DIRECTION >>
Reproduce this listing in full.

GIVEN DATA >>
----
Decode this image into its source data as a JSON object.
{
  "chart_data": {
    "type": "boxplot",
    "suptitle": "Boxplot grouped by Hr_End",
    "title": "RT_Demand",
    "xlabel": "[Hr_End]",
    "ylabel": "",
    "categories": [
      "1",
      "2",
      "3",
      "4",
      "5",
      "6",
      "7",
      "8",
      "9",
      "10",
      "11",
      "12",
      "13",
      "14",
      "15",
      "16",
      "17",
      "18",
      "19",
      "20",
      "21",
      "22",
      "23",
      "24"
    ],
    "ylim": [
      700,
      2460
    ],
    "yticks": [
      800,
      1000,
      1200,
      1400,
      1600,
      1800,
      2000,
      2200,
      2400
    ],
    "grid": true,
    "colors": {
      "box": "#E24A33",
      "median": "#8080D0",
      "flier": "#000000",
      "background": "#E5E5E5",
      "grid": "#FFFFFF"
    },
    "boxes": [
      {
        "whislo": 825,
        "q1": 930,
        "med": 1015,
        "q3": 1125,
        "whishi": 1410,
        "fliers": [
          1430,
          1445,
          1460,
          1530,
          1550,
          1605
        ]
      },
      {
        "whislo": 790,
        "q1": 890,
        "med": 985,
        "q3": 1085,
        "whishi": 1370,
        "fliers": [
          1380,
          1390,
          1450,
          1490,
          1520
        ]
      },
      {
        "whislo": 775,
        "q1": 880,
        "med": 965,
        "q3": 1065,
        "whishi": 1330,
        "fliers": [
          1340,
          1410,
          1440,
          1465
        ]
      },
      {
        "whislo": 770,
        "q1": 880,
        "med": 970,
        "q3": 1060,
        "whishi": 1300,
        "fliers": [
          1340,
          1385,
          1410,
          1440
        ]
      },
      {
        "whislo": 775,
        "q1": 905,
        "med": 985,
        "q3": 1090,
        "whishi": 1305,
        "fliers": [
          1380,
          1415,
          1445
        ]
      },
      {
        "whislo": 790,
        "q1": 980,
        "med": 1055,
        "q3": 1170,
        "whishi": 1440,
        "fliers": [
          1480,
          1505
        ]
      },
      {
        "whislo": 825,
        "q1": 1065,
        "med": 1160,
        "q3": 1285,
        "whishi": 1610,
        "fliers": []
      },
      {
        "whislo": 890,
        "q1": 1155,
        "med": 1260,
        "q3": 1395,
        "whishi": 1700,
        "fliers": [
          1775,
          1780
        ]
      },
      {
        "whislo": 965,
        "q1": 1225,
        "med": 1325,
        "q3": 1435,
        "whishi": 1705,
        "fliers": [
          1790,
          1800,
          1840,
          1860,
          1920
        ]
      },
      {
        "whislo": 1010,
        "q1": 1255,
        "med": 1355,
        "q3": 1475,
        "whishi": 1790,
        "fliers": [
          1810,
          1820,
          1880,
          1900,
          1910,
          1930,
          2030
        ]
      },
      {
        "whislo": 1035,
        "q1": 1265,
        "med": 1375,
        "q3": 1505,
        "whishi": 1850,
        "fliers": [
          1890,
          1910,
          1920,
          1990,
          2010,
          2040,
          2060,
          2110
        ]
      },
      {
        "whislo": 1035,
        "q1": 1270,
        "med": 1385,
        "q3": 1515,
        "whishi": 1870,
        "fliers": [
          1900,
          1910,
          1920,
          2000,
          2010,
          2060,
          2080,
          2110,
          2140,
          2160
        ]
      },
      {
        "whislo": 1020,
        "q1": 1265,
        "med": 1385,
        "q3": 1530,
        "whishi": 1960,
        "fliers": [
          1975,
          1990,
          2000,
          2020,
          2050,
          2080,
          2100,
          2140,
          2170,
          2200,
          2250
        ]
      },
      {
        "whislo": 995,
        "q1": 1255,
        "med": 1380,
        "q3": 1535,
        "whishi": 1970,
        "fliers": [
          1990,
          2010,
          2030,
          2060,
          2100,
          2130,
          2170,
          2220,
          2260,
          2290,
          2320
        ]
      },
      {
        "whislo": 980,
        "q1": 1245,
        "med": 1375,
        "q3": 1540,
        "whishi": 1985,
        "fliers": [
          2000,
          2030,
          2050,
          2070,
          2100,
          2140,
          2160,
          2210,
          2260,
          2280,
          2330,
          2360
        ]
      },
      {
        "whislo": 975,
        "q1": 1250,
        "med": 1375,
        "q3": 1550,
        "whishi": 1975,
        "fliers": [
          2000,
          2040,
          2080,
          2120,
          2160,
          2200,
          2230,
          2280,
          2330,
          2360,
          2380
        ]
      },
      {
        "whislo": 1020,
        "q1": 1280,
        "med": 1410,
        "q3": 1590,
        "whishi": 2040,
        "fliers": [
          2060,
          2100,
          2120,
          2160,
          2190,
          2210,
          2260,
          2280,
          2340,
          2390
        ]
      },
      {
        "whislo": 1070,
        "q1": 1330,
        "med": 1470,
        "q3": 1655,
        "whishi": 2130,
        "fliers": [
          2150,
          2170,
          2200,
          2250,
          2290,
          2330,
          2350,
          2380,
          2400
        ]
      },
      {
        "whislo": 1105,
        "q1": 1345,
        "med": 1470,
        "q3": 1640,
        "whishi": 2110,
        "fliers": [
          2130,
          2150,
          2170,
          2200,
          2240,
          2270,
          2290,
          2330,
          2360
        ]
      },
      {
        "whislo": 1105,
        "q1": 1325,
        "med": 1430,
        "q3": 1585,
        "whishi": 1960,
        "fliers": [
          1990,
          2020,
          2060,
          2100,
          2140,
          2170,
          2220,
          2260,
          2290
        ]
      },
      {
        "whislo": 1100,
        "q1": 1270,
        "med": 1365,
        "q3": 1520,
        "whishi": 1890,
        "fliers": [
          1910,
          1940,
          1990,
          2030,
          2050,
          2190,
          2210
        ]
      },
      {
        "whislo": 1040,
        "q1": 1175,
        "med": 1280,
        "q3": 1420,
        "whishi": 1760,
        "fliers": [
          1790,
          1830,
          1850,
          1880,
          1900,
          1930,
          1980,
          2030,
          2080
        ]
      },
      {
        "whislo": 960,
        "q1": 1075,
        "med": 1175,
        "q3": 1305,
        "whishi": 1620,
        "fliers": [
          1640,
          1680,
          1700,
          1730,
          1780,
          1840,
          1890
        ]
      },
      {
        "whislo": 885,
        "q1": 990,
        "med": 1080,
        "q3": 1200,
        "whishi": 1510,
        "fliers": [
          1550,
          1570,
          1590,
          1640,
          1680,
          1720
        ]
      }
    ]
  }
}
----
IN RESPONSE >>
Decode this image into its source data as a JSON object.
{
  "chart_data": {
    "type": "boxplot",
    "suptitle": "Boxplot grouped by Hr_End",
    "title": "RT_Demand",
    "xlabel": "[Hr_End]",
    "ylabel": "",
    "categories": [
      "1",
      "2",
      "3",
      "4",
      "5",
      "6",
      "7",
      "8",
      "9",
      "10",
      "11",
      "12",
      "13",
      "14",
      "15",
      "16",
      "17",
      "18",
      "19",
      "20",
      "21",
      "22",
      "23",
      "24"
    ],
    "ylim": [
      700,
      2460
    ],
    "yticks": [
      800,
      1000,
      1200,
      1400,
      1600,
      1800,
      2000,
      2200,
      2400
    ],
    "grid": true,
    "colors": {
      "box": "#E24A33",
      "median": "#8080D0",
      "flier": "#000000",
      "background": "#E5E5E5",
      "grid": "#FFFFFF"
    },
    "boxes": [
      {
        "whislo": 825,
        "q1": 930,
        "med": 1015,
        "q3": 1125,
        "whishi": 1410,
        "fliers": [
          1430,
          1445,
          1460,
          1530,
          1550,
          1605
        ]
      },
      {
        "whislo": 790,
        "q1": 890,
        "med": 985,
        "q3": 1085,
        "whishi": 1370,
        "fliers": [
          1380,
          1390,
          1450,
          1490,
          1520
        ]
      },
      {
        "whislo": 775,
        "q1": 880,
        "med": 965,
        "q3": 1065,
        "whishi": 1330,
        "fliers": [
          1340,
          1410,
          1440,
          1465
        ]
      },
      {
        "whislo": 770,
        "q1": 880,
        "med": 970,
        "q3": 1060,
        "whishi": 1300,
        "fliers": [
          1340,
          1385,
          1410,
          1440
        ]
      },
      {
        "whislo": 775,
        "q1": 905,
        "med": 985,
        "q3": 1090,
        "whishi": 1305,
        "fliers": [
          1380,
          1415,
          1445
        ]
      },
      {
        "whislo": 790,
        "q1": 980,
        "med": 1055,
        "q3": 1170,
        "whishi": 1440,
        "fliers": [
          1480,
          1505
        ]
      },
      {
        "whislo": 825,
        "q1": 1065,
        "med": 1160,
        "q3": 1285,
        "whishi": 1610,
        "fliers": []
      },
      {
        "whislo": 890,
        "q1": 1155,
        "med": 1260,
        "q3": 1395,
        "whishi": 1700,
        "fliers": [
          1775,
          1780
        ]
      },
      {
        "whislo": 965,
        "q1": 1225,
        "med": 1325,
        "q3": 1435,
        "whishi": 1705,
        "fliers": [
          1790,
          1800,
          1840,
          1860,
          1920
        ]
      },
      {
        "whislo": 1010,
        "q1": 1255,
        "med": 1355,
        "q3": 1475,
        "whishi": 1790,
        "fliers": [
          1810,
          1820,
          1880,
          1900,
          1910,
          1930,
          2030
        ]
      },
      {
        "whislo": 1035,
        "q1": 1265,
        "med": 1375,
        "q3": 1505,
        "whishi": 1850,
        "fliers": [
          1890,
          1910,
          1920,
          1990,
          2010,
          2040,
          2060,
          2110
        ]
      },
      {
        "whislo": 1035,
        "q1": 1270,
        "med": 1385,
        "q3": 1515,
        "whishi": 1870,
        "fliers": [
          1900,
          1910,
          1920,
          2000,
          2010,
          2060,
          2080,
          2110,
          2140,
          2160
        ]
      },
      {
        "whislo": 1020,
        "q1": 1265,
        "med": 1385,
        "q3": 1530,
        "whishi": 1960,
        "fliers": [
          1975,
          1990,
          2000,
          2020,
          2050,
          2080,
          2100,
          2140,
          2170,
          2200,
          2250
        ]
      },
      {
        "whislo": 995,
        "q1": 1255,
        "med": 1380,
        "q3": 1535,
        "whishi": 1970,
        "fliers": [
          1990,
          2010,
          2030,
          2060,
          2100,
          2130,
          2170,
          2220,
          2260,
          2290,
          2320
        ]
      },
      {
        "whislo": 980,
        "q1": 1245,
        "med": 1375,
        "q3": 1540,
        "whishi": 1985,
        "fliers": [
          2000,
          2030,
          2050,
          2070,
          2100,
          2140,
          2160,
          2210,
          2260,
          2280,
          2330,
          2360
        ]
      },
      {
        "whislo": 975,
        "q1": 1250,
        "med": 1375,
        "q3": 1550,
        "whishi": 1975,
        "fliers": [
          2000,
          2040,
          2080,
          2120,
          2160,
          2200,
          2230,
          2280,
          2330,
          2360,
          2380
        ]
      },
      {
        "whislo": 1020,
        "q1": 1280,
        "med": 1410,
        "q3": 1590,
        "whishi": 2040,
        "fliers": [
          2060,
          2100,
          2120,
          2160,
          2190,
          2210,
          2260,
          2280,
          2340,
          2390
        ]
      },
      {
        "whislo": 1070,
        "q1": 1330,
        "med": 1470,
        "q3": 1655,
        "whishi": 2130,
        "fliers": [
          2150,
          2170,
          2200,
          2250,
          2290,
          2330,
          2350,
          2380,
          2400
        ]
      },
      {
        "whislo": 1105,
        "q1": 1345,
        "med": 1470,
        "q3": 1640,
        "whishi": 2110,
        "fliers": [
          2130,
          2150,
          2170,
          2200,
          2240,
          2270,
          2290,
          2330,
          2360
        ]
      },
      {
        "whislo": 1105,
        "q1": 1325,
        "med": 1430,
        "q3": 1585,
        "whishi": 1960,
        "fliers": [
          1990,
          2020,
          2060,
          2100,
          2140,
          2170,
          2220,
          2260,
          2290
        ]
      },
      {
        "whislo": 1100,
        "q1": 1270,
        "med": 1365,
        "q3": 1520,
        "whishi": 1890,
        "fliers": [
          1910,
          1940,
          1990,
          2030,
          2050,
          2190,
          2210
        ]
      },
      {
        "whislo": 1040,
        "q1": 1175,
        "med": 1280,
        "q3": 1420,
        "whishi": 1760,
        "fliers": [
          1790,
          1830,
          1850,
          1880,
          1900,
          1930,
          1980,
          2030,
          2080
        ]
      },
      {
        "whislo": 960,
        "q1": 1075,
        "med": 1175,
        "q3": 1305,
        "whishi": 1620,
        "fliers": [
          1640,
          1680,
          1700,
          1730,
          1780,
          1840,
          1890
        ]
      },
      {
        "whislo": 885,
        "q1": 990,
        "med": 1080,
        "q3": 1200,
        "whishi": 1510,
        "fliers": [
          1550,
          1570,
          1590,
          1640,
          1680,
          1720
        ]
      }
    ]
  }
}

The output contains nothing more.